■ The exercise:
Where the word "Gono" occurs in a line, return that line.

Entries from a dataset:
_ _ _ _

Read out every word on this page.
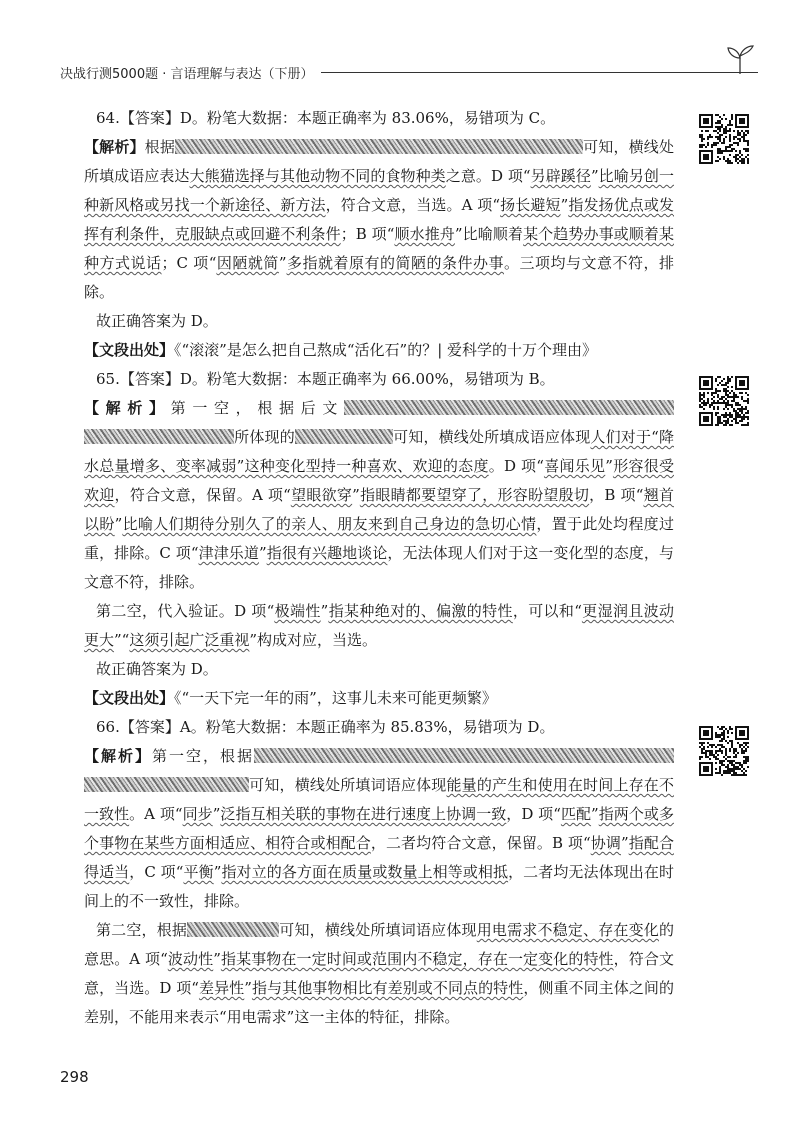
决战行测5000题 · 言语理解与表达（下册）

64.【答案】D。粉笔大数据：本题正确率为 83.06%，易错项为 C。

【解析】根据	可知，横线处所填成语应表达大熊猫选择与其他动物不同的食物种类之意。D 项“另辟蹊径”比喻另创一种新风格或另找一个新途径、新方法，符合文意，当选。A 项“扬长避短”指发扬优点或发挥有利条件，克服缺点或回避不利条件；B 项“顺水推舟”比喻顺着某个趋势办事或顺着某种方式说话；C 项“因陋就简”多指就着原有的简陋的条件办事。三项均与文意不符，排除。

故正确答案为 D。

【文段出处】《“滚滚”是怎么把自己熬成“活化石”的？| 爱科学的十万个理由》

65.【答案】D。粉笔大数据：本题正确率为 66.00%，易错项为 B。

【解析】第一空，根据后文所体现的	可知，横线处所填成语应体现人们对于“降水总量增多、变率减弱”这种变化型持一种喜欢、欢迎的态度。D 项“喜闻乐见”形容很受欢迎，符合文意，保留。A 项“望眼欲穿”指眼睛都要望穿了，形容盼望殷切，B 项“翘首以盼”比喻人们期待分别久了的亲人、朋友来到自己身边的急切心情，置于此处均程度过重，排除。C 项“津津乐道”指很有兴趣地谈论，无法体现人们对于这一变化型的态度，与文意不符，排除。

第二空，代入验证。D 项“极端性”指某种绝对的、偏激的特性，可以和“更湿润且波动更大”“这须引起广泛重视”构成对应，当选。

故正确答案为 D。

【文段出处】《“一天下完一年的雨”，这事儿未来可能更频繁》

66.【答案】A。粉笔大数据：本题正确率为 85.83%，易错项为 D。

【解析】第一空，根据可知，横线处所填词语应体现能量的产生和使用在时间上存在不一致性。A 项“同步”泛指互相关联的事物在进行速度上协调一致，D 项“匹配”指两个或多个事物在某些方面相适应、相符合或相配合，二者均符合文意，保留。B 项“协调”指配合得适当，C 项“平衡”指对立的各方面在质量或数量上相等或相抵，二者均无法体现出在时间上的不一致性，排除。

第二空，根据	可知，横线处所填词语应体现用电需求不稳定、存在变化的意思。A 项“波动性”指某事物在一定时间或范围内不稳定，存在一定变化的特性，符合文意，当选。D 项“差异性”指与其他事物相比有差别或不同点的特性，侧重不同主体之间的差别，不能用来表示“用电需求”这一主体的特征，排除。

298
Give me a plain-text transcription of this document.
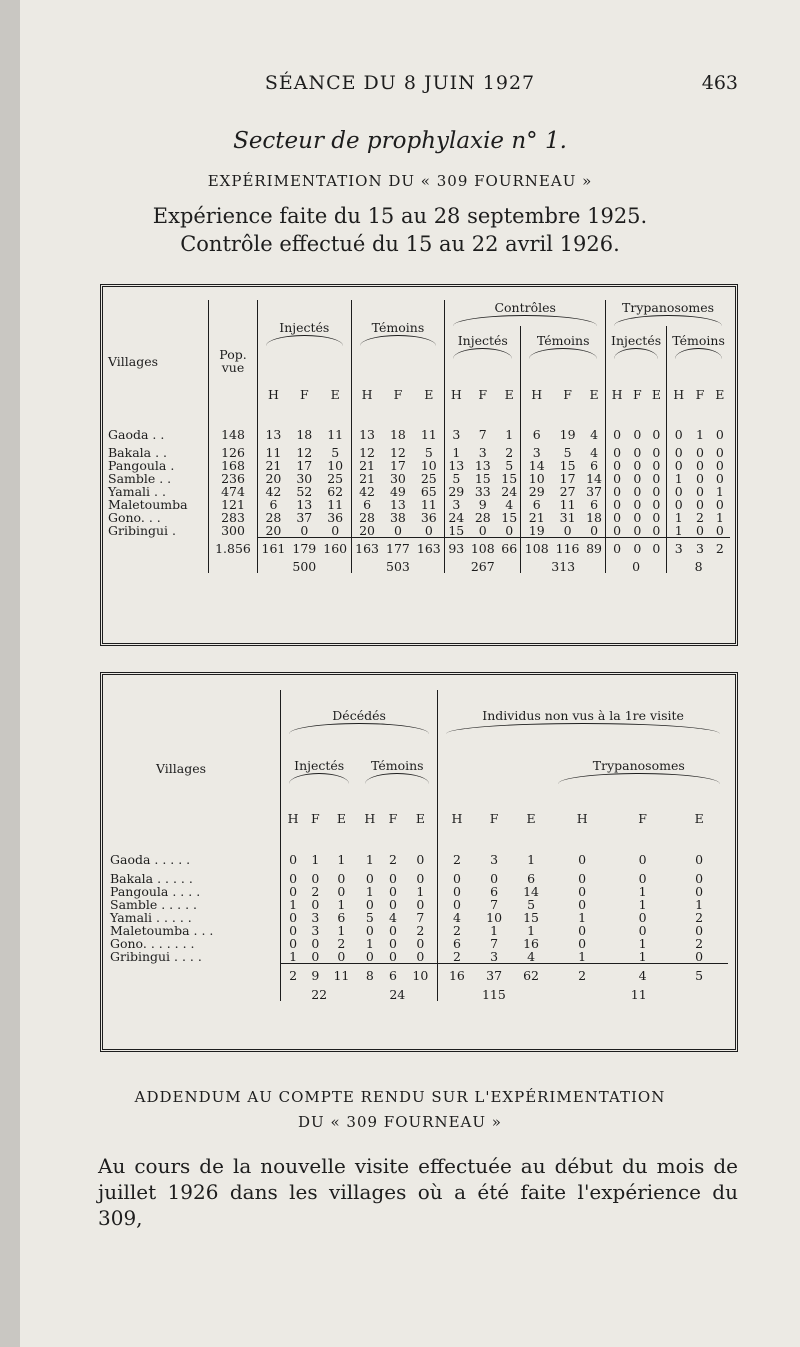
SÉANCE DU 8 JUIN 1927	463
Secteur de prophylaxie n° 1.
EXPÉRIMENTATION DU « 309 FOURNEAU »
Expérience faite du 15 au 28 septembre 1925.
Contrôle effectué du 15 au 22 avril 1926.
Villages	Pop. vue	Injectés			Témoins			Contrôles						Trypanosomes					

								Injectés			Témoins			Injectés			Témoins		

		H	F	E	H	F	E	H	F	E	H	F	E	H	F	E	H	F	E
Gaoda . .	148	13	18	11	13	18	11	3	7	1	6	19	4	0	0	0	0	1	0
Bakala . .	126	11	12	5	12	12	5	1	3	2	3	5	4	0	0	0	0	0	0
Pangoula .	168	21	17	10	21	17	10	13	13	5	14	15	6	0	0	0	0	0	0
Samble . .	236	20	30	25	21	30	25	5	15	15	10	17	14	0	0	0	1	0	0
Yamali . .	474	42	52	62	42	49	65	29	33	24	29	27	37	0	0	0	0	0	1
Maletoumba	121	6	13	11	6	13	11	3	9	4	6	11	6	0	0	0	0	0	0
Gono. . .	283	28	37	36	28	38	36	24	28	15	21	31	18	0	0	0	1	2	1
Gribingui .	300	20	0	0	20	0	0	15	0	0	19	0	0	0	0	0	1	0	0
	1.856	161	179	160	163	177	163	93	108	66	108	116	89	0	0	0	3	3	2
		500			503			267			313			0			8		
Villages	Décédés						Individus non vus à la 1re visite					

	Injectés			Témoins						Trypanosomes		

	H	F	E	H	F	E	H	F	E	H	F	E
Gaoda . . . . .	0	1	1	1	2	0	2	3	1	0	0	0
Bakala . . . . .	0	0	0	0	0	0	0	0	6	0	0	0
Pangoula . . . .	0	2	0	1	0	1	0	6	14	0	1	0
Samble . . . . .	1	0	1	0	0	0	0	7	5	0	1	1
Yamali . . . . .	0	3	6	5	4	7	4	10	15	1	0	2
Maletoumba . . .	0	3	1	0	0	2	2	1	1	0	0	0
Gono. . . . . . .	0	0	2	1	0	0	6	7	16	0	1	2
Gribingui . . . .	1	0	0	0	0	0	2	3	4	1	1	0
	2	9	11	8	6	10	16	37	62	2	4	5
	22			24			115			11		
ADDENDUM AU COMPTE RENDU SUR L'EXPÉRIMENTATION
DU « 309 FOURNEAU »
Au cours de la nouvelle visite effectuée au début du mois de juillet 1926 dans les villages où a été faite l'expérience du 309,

_ _ _ _

■ Final result:
Gono. . .	283	28	37	36	28	38	36	24	28	15	21	31	18	0	0	0	1	2	1
Gono. . . . . . .	0	0	2	1	0	0	6	7	16	0	1	2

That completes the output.